▸ What you have to do:
Copy out each line of the material below that holds the string "Димитровградский".

▸ Material for the task:
——
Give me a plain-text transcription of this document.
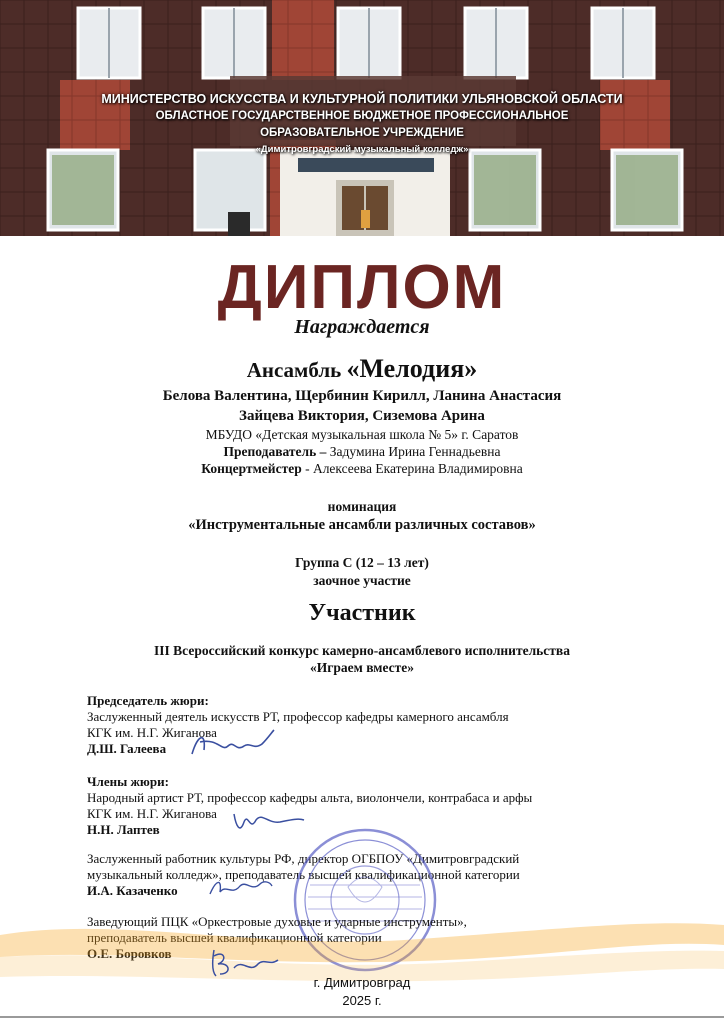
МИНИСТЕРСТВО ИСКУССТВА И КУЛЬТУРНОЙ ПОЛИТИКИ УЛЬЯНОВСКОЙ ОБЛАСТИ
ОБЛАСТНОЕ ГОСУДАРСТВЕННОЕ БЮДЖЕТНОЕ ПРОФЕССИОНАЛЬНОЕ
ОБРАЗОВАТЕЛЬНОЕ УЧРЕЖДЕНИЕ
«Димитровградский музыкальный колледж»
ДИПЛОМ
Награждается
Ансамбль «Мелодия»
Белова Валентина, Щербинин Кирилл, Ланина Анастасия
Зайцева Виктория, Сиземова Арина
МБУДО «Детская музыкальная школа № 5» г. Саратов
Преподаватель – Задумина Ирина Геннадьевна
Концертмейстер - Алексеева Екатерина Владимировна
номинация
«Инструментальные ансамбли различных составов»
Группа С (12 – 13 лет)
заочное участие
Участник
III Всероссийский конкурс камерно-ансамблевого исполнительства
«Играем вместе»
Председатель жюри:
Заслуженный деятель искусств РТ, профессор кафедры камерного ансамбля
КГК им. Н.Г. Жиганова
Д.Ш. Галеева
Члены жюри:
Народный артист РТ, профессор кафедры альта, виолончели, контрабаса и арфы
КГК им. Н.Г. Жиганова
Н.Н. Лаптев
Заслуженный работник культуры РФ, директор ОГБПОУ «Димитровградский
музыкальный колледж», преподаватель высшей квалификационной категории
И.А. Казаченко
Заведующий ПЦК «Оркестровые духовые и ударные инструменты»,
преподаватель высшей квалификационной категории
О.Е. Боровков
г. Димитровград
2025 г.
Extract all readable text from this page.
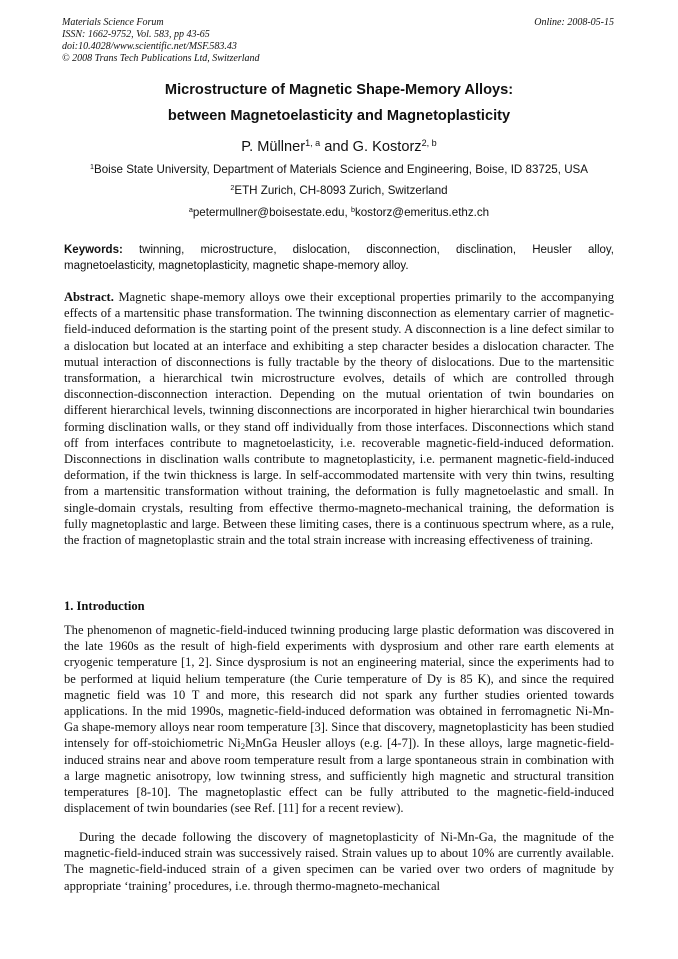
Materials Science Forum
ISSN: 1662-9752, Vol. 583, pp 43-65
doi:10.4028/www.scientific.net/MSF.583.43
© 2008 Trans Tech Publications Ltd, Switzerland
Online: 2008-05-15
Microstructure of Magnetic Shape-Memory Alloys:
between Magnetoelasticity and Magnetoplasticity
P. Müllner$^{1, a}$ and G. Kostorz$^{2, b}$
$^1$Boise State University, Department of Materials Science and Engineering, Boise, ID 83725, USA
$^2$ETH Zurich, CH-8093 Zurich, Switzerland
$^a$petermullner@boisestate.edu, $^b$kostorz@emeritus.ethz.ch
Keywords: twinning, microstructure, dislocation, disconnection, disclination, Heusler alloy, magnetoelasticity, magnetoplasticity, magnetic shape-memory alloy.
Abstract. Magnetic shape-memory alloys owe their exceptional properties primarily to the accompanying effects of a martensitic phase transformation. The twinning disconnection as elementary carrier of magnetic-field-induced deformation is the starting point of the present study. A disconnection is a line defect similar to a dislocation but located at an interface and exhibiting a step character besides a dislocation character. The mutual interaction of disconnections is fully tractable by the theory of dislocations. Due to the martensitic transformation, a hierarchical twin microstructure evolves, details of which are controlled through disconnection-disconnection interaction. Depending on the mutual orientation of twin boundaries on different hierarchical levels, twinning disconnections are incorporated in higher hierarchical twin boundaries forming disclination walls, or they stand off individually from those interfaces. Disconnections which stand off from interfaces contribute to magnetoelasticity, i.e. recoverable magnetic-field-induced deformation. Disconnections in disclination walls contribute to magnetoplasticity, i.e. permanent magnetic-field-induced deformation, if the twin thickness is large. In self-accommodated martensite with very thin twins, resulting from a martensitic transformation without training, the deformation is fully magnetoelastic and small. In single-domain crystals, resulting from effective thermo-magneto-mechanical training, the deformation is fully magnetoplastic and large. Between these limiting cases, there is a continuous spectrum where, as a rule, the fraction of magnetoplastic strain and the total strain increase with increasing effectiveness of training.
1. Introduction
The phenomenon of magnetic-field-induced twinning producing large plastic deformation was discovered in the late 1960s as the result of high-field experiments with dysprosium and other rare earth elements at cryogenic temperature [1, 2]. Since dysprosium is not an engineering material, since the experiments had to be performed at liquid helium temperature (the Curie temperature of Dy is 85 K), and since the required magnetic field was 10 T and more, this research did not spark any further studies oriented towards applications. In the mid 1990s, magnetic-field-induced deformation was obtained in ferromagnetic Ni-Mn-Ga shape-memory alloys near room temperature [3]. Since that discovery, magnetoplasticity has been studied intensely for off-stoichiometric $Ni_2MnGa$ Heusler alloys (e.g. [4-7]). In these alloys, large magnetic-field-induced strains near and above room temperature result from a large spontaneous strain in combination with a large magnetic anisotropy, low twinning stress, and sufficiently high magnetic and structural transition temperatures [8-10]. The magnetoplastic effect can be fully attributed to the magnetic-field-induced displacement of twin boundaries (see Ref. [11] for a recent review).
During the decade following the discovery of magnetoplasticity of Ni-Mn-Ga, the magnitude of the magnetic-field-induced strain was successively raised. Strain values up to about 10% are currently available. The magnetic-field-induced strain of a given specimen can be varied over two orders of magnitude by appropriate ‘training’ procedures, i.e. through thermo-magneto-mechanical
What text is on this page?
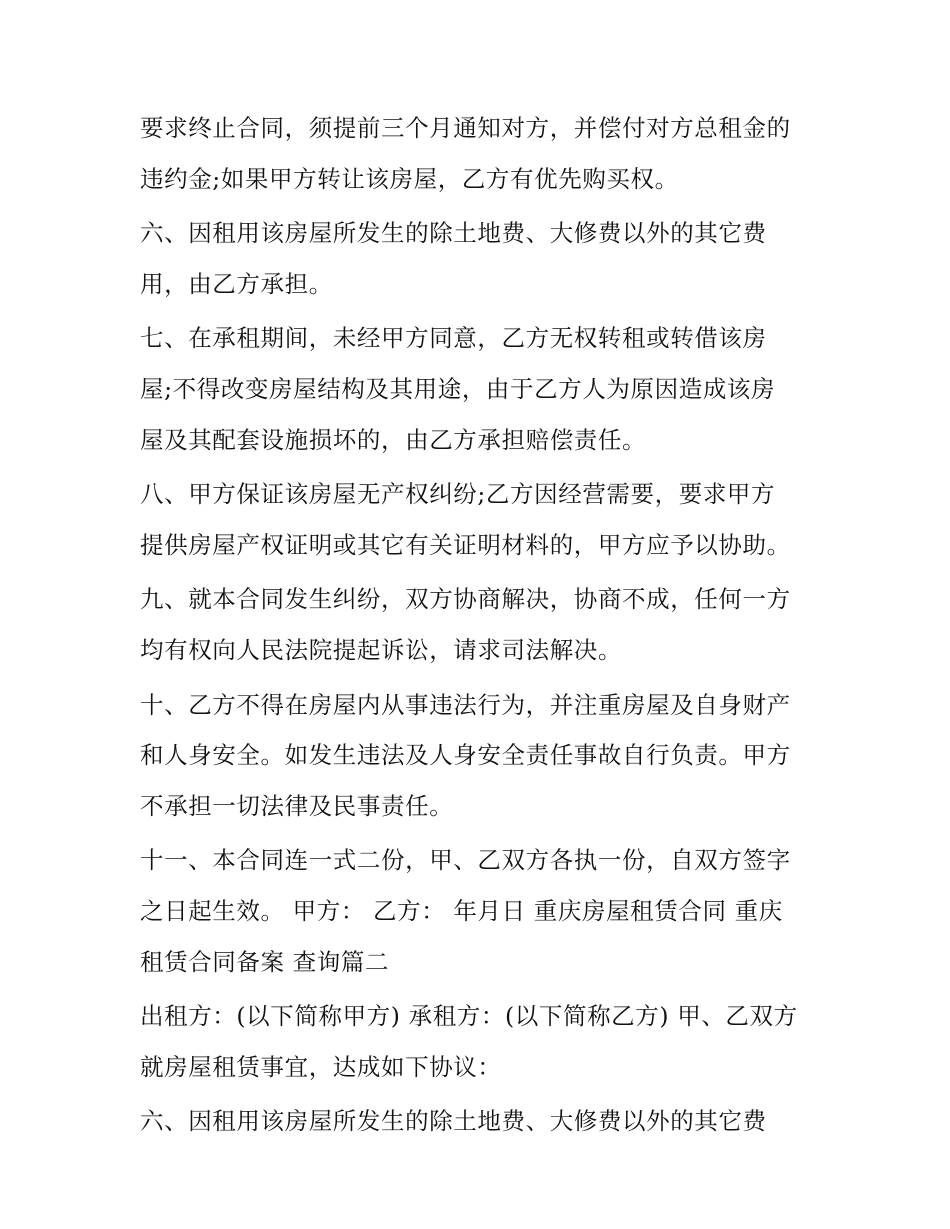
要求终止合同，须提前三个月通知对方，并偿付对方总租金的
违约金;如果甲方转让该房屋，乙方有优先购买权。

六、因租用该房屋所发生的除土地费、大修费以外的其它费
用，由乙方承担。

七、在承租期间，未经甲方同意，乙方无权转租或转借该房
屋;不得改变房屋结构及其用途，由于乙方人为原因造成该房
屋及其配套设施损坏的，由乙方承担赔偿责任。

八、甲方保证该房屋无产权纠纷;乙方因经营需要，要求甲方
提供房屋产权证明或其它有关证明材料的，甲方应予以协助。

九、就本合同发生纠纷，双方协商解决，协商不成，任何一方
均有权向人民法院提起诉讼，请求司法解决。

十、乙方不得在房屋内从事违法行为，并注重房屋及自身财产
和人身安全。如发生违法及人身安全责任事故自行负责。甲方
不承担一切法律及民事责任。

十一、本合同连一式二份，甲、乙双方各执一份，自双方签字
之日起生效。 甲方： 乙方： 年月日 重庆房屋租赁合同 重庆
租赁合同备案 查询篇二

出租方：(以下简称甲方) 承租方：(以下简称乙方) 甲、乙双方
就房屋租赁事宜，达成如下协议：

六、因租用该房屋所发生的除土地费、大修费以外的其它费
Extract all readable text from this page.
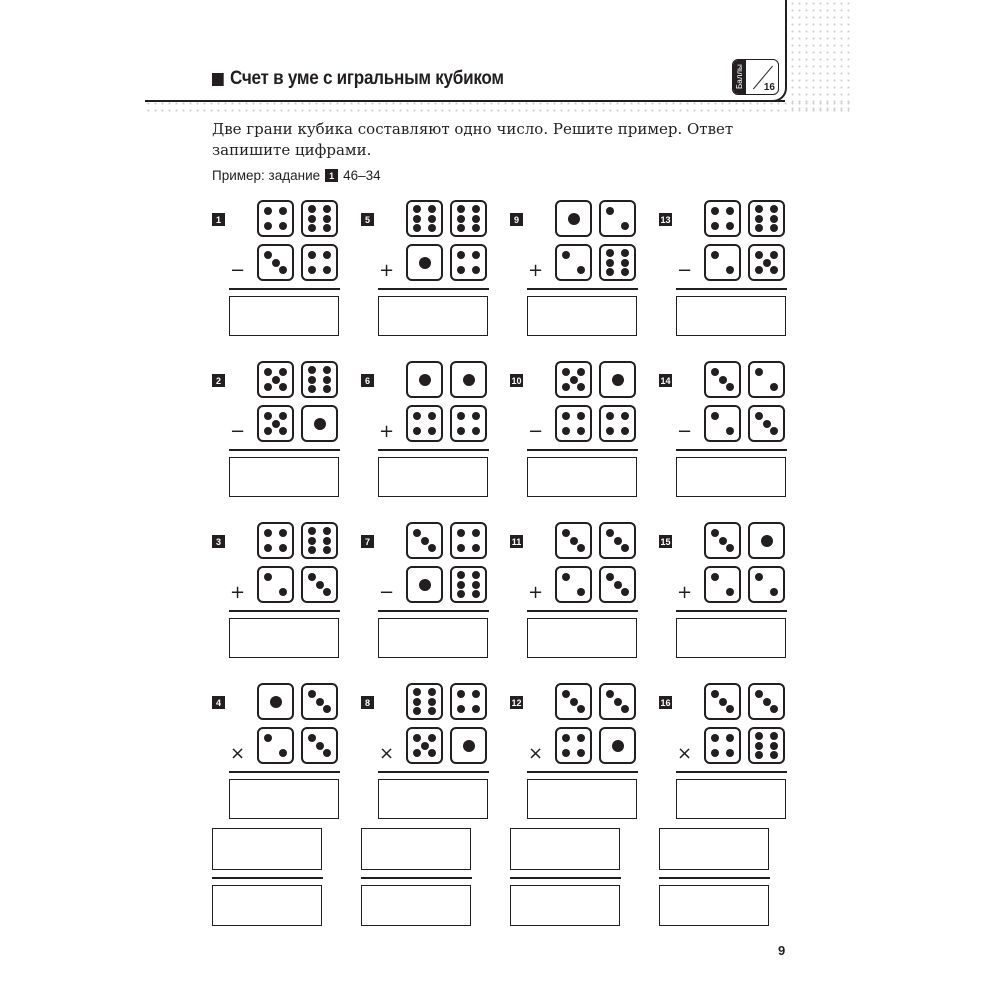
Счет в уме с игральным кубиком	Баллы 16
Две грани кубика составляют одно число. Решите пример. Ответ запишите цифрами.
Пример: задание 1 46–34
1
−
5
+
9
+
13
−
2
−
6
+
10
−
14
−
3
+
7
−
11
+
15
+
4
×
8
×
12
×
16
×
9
——
▸ The response:
«Димитровградский музыкальный колледж»
Заслуженный работник культуры РФ, директор ОГБПОУ «Димитровградский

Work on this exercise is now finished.